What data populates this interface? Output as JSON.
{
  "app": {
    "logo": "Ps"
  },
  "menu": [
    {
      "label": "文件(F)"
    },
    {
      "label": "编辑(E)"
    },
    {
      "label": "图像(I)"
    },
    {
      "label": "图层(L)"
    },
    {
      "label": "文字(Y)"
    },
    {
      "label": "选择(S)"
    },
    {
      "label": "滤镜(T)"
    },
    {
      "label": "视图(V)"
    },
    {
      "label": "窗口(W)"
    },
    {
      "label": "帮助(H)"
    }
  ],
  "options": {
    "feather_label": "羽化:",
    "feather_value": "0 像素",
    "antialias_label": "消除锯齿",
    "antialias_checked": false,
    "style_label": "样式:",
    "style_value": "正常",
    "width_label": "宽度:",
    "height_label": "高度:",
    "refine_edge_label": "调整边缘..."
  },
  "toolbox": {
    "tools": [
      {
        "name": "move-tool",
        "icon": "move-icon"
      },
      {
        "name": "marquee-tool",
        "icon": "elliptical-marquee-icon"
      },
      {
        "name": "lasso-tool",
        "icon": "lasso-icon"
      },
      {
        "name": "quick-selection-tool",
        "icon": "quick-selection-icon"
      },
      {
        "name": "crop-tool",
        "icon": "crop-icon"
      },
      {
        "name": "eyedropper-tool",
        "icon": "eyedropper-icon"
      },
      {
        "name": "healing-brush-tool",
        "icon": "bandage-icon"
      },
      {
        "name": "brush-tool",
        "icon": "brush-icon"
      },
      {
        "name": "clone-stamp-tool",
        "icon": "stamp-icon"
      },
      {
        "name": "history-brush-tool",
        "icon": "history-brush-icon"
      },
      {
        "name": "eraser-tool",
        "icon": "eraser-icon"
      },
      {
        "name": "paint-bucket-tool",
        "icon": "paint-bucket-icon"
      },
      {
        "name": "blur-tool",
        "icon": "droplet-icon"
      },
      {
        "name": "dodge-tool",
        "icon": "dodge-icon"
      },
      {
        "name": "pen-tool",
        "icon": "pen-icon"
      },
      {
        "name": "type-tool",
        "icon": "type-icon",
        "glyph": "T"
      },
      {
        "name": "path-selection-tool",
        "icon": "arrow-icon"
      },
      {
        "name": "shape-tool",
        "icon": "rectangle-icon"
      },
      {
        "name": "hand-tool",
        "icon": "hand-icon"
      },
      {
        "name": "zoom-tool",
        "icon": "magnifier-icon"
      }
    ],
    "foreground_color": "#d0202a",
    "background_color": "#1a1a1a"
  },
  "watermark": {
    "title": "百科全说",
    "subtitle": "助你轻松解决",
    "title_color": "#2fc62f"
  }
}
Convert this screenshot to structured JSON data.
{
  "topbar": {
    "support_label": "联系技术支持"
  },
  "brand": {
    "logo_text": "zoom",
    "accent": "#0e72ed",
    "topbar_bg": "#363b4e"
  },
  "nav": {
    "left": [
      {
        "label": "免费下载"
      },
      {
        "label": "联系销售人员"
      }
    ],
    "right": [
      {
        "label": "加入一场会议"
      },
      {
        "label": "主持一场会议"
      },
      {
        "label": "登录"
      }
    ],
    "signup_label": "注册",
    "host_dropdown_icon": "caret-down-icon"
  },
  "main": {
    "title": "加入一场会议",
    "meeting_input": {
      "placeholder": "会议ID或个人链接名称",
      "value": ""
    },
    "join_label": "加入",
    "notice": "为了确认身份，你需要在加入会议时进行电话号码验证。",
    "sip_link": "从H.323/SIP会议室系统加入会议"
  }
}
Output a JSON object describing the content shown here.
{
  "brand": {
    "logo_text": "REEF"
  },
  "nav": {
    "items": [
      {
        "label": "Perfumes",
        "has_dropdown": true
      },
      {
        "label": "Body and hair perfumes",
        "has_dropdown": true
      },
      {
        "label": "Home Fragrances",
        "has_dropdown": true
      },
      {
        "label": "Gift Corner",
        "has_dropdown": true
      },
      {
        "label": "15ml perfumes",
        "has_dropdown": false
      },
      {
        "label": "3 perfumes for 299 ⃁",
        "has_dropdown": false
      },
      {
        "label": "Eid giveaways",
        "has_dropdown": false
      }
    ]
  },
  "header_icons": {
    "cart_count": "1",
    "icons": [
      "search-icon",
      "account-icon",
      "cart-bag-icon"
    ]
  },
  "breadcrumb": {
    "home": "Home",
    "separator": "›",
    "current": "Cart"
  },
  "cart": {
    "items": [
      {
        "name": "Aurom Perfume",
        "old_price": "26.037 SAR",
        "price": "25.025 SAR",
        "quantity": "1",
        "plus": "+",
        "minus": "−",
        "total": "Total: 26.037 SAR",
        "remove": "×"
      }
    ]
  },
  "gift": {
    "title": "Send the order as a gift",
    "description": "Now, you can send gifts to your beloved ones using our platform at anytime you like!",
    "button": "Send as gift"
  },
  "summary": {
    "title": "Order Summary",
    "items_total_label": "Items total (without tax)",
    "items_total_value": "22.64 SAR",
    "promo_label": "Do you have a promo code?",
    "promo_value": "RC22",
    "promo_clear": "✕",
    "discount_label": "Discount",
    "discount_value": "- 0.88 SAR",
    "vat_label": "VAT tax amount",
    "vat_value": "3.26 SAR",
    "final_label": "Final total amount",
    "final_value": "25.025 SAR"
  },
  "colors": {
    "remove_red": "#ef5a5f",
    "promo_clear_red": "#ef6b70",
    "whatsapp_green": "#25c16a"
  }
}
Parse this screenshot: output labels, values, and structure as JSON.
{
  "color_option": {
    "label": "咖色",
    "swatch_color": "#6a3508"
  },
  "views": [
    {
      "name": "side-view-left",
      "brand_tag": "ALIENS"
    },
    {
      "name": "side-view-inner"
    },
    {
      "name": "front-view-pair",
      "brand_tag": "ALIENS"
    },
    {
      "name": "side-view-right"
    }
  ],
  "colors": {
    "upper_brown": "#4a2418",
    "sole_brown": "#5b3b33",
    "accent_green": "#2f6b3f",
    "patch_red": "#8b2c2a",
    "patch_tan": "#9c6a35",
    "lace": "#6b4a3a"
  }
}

========

What to work on
The records above are to be repeated exactly, in their entirety.

Expected answer
What data populates this interface? Output as JSON.
{
  "app": {
    "logo": "Ps"
  },
  "menu": [
    {
      "label": "文件(F)"
    },
    {
      "label": "编辑(E)"
    },
    {
      "label": "图像(I)"
    },
    {
      "label": "图层(L)"
    },
    {
      "label": "文字(Y)"
    },
    {
      "label": "选择(S)"
    },
    {
      "label": "滤镜(T)"
    },
    {
      "label": "视图(V)"
    },
    {
      "label": "窗口(W)"
    },
    {
      "label": "帮助(H)"
    }
  ],
  "options": {
    "feather_label": "羽化:",
    "feather_value": "0 像素",
    "antialias_label": "消除锯齿",
    "antialias_checked": false,
    "style_label": "样式:",
    "style_value": "正常",
    "width_label": "宽度:",
    "height_label": "高度:",
    "refine_edge_label": "调整边缘..."
  },
  "toolbox": {
    "tools": [
      {
        "name": "move-tool",
        "icon": "move-icon"
      },
      {
        "name": "marquee-tool",
        "icon": "elliptical-marquee-icon"
      },
      {
        "name": "lasso-tool",
        "icon": "lasso-icon"
      },
      {
        "name": "quick-selection-tool",
        "icon": "quick-selection-icon"
      },
      {
        "name": "crop-tool",
        "icon": "crop-icon"
      },
      {
        "name": "eyedropper-tool",
        "icon": "eyedropper-icon"
      },
      {
        "name": "healing-brush-tool",
        "icon": "bandage-icon"
      },
      {
        "name": "brush-tool",
        "icon": "brush-icon"
      },
      {
        "name": "clone-stamp-tool",
        "icon": "stamp-icon"
      },
      {
        "name": "history-brush-tool",
        "icon": "history-brush-icon"
      },
      {
        "name": "eraser-tool",
        "icon": "eraser-icon"
      },
      {
        "name": "paint-bucket-tool",
        "icon": "paint-bucket-icon"
      },
      {
        "name": "blur-tool",
        "icon": "droplet-icon"
      },
      {
        "name": "dodge-tool",
        "icon": "dodge-icon"
      },
      {
        "name": "pen-tool",
        "icon": "pen-icon"
      },
      {
        "name": "type-tool",
        "icon": "type-icon",
        "glyph": "T"
      },
      {
        "name": "path-selection-tool",
        "icon": "arrow-icon"
      },
      {
        "name": "shape-tool",
        "icon": "rectangle-icon"
      },
      {
        "name": "hand-tool",
        "icon": "hand-icon"
      },
      {
        "name": "zoom-tool",
        "icon": "magnifier-icon"
      }
    ],
    "foreground_color": "#d0202a",
    "background_color": "#1a1a1a"
  },
  "watermark": {
    "title": "百科全说",
    "subtitle": "助你轻松解决",
    "title_color": "#2fc62f"
  }
}
Convert this screenshot to structured JSON data.
{
  "topbar": {
    "support_label": "联系技术支持"
  },
  "brand": {
    "logo_text": "zoom",
    "accent": "#0e72ed",
    "topbar_bg": "#363b4e"
  },
  "nav": {
    "left": [
      {
        "label": "免费下载"
      },
      {
        "label": "联系销售人员"
      }
    ],
    "right": [
      {
        "label": "加入一场会议"
      },
      {
        "label": "主持一场会议"
      },
      {
        "label": "登录"
      }
    ],
    "signup_label": "注册",
    "host_dropdown_icon": "caret-down-icon"
  },
  "main": {
    "title": "加入一场会议",
    "meeting_input": {
      "placeholder": "会议ID或个人链接名称",
      "value": ""
    },
    "join_label": "加入",
    "notice": "为了确认身份，你需要在加入会议时进行电话号码验证。",
    "sip_link": "从H.323/SIP会议室系统加入会议"
  }
}
Output a JSON object describing the content shown here.
{
  "brand": {
    "logo_text": "REEF"
  },
  "nav": {
    "items": [
      {
        "label": "Perfumes",
        "has_dropdown": true
      },
      {
        "label": "Body and hair perfumes",
        "has_dropdown": true
      },
      {
        "label": "Home Fragrances",
        "has_dropdown": true
      },
      {
        "label": "Gift Corner",
        "has_dropdown": true
      },
      {
        "label": "15ml perfumes",
        "has_dropdown": false
      },
      {
        "label": "3 perfumes for 299 ⃁",
        "has_dropdown": false
      },
      {
        "label": "Eid giveaways",
        "has_dropdown": false
      }
    ]
  },
  "header_icons": {
    "cart_count": "1",
    "icons": [
      "search-icon",
      "account-icon",
      "cart-bag-icon"
    ]
  },
  "breadcrumb": {
    "home": "Home",
    "separator": "›",
    "current": "Cart"
  },
  "cart": {
    "items": [
      {
        "name": "Aurom Perfume",
        "old_price": "26.037 SAR",
        "price": "25.025 SAR",
        "quantity": "1",
        "plus": "+",
        "minus": "−",
        "total": "Total: 26.037 SAR",
        "remove": "×"
      }
    ]
  },
  "gift": {
    "title": "Send the order as a gift",
    "description": "Now, you can send gifts to your beloved ones using our platform at anytime you like!",
    "button": "Send as gift"
  },
  "summary": {
    "title": "Order Summary",
    "items_total_label": "Items total (without tax)",
    "items_total_value": "22.64 SAR",
    "promo_label": "Do you have a promo code?",
    "promo_value": "RC22",
    "promo_clear": "✕",
    "discount_label": "Discount",
    "discount_value": "- 0.88 SAR",
    "vat_label": "VAT tax amount",
    "vat_value": "3.26 SAR",
    "final_label": "Final total amount",
    "final_value": "25.025 SAR"
  },
  "colors": {
    "remove_red": "#ef5a5f",
    "promo_clear_red": "#ef6b70",
    "whatsapp_green": "#25c16a"
  }
}
Parse this screenshot: output labels, values, and structure as JSON.
{
  "color_option": {
    "label": "咖色",
    "swatch_color": "#6a3508"
  },
  "views": [
    {
      "name": "side-view-left",
      "brand_tag": "ALIENS"
    },
    {
      "name": "side-view-inner"
    },
    {
      "name": "front-view-pair",
      "brand_tag": "ALIENS"
    },
    {
      "name": "side-view-right"
    }
  ],
  "colors": {
    "upper_brown": "#4a2418",
    "sole_brown": "#5b3b33",
    "accent_green": "#2f6b3f",
    "patch_red": "#8b2c2a",
    "patch_tan": "#9c6a35",
    "lace": "#6b4a3a"
  }
}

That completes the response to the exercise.